**** Task inputs
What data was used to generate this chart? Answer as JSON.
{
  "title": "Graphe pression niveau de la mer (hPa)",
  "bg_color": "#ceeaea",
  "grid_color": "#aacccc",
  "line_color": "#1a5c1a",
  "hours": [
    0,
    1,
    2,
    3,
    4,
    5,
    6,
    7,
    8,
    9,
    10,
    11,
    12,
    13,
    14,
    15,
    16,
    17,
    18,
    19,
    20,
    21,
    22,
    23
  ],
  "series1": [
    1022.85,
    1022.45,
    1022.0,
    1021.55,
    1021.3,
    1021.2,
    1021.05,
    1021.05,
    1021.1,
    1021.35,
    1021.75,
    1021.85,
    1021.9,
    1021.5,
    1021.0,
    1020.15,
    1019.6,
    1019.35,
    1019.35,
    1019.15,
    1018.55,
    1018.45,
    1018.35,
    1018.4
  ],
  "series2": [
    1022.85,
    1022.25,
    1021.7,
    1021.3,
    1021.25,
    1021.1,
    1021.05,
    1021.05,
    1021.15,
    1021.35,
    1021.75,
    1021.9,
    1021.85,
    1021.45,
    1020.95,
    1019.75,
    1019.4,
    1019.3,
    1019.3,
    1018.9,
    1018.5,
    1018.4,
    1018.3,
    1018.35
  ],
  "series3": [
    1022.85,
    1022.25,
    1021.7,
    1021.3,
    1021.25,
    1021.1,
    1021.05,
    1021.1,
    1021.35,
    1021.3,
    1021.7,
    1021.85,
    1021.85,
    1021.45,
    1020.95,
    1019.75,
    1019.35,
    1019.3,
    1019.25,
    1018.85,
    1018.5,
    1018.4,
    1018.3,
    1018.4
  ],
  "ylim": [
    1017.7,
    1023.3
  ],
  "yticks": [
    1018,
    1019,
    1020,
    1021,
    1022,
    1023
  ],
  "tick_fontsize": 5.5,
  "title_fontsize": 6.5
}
********
Problem statement
Make an exact copy of the data above.

Response
What data was used to generate this chart? Answer as JSON.
{
  "title": "Graphe pression niveau de la mer (hPa)",
  "bg_color": "#ceeaea",
  "grid_color": "#aacccc",
  "line_color": "#1a5c1a",
  "hours": [
    0,
    1,
    2,
    3,
    4,
    5,
    6,
    7,
    8,
    9,
    10,
    11,
    12,
    13,
    14,
    15,
    16,
    17,
    18,
    19,
    20,
    21,
    22,
    23
  ],
  "series1": [
    1022.85,
    1022.45,
    1022.0,
    1021.55,
    1021.3,
    1021.2,
    1021.05,
    1021.05,
    1021.1,
    1021.35,
    1021.75,
    1021.85,
    1021.9,
    1021.5,
    1021.0,
    1020.15,
    1019.6,
    1019.35,
    1019.35,
    1019.15,
    1018.55,
    1018.45,
    1018.35,
    1018.4
  ],
  "series2": [
    1022.85,
    1022.25,
    1021.7,
    1021.3,
    1021.25,
    1021.1,
    1021.05,
    1021.05,
    1021.15,
    1021.35,
    1021.75,
    1021.9,
    1021.85,
    1021.45,
    1020.95,
    1019.75,
    1019.4,
    1019.3,
    1019.3,
    1018.9,
    1018.5,
    1018.4,
    1018.3,
    1018.35
  ],
  "series3": [
    1022.85,
    1022.25,
    1021.7,
    1021.3,
    1021.25,
    1021.1,
    1021.05,
    1021.1,
    1021.35,
    1021.3,
    1021.7,
    1021.85,
    1021.85,
    1021.45,
    1020.95,
    1019.75,
    1019.35,
    1019.3,
    1019.25,
    1018.85,
    1018.5,
    1018.4,
    1018.3,
    1018.4
  ],
  "ylim": [
    1017.7,
    1023.3
  ],
  "yticks": [
    1018,
    1019,
    1020,
    1021,
    1022,
    1023
  ],
  "tick_fontsize": 5.5,
  "title_fontsize": 6.5
}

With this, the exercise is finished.